TASK PROMPT: Pull every line of the entries that has the word "providing".

Collection entries:
----------------

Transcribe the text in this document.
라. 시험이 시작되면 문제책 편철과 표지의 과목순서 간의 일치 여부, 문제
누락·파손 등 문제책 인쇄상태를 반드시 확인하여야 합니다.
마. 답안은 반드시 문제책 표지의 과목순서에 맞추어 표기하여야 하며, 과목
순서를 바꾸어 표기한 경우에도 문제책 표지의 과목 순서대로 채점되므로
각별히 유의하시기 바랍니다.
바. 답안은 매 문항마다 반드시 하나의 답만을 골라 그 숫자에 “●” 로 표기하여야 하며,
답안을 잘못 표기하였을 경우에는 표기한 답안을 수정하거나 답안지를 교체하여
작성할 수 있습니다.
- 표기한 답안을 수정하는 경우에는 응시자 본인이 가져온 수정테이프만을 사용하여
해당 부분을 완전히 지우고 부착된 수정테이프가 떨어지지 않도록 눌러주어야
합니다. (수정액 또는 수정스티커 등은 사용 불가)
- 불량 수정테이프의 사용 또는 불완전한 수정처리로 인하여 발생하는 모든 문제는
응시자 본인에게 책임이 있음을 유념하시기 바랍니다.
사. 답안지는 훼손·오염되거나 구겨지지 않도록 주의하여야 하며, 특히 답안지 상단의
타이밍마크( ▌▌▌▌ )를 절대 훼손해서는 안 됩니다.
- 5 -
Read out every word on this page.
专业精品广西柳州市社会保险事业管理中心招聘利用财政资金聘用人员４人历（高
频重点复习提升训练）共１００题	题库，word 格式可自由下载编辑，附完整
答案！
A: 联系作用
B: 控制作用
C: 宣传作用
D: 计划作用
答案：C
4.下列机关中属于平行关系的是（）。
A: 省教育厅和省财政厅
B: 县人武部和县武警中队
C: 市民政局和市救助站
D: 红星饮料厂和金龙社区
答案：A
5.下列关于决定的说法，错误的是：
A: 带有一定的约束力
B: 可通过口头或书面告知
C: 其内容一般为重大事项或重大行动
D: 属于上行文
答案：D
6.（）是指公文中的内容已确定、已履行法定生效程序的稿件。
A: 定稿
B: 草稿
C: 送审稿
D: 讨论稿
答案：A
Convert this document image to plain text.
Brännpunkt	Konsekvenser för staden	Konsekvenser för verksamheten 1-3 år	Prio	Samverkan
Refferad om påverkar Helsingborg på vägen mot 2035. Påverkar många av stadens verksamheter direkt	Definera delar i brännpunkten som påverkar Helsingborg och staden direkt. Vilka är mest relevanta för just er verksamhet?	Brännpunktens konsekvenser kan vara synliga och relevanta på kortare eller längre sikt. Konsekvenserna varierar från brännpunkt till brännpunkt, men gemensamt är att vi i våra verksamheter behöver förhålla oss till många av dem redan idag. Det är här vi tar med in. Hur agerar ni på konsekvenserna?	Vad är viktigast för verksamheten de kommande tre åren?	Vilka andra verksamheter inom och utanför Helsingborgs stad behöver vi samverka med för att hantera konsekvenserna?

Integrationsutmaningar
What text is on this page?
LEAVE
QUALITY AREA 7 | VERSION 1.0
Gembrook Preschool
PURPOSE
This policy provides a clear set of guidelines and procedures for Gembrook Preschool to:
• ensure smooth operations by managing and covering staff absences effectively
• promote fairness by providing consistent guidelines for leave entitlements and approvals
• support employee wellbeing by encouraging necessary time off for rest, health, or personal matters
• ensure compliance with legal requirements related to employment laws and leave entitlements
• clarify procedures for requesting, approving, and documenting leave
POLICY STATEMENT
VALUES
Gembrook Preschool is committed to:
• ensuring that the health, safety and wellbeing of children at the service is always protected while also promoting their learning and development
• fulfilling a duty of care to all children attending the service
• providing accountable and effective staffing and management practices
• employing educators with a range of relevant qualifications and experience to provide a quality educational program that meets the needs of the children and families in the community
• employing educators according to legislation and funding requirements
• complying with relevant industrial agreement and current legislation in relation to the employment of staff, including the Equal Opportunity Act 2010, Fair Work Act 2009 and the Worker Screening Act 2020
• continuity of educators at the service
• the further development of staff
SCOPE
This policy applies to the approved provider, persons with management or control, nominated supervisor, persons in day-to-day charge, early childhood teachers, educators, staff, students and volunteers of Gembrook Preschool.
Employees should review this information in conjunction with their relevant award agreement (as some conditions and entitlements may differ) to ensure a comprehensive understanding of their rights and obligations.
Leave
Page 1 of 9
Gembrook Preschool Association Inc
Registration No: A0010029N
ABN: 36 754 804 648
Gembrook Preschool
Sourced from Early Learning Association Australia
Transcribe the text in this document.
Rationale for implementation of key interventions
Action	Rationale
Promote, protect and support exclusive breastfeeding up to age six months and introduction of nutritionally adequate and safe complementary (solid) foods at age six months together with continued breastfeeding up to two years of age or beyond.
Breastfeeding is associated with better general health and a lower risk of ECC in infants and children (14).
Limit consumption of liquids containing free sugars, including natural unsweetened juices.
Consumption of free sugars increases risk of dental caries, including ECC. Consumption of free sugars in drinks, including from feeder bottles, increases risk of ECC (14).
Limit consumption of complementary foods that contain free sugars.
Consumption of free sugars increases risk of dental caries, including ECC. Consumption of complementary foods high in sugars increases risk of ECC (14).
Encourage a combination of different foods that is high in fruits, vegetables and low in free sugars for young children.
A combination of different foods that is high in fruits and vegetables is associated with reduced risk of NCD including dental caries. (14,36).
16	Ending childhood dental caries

----------------

SOLUTION FOR THIS EXERCISE:
• promote fairness by providing consistent guidelines for leave entitlements and approvals
• providing accountable and effective staffing and management practices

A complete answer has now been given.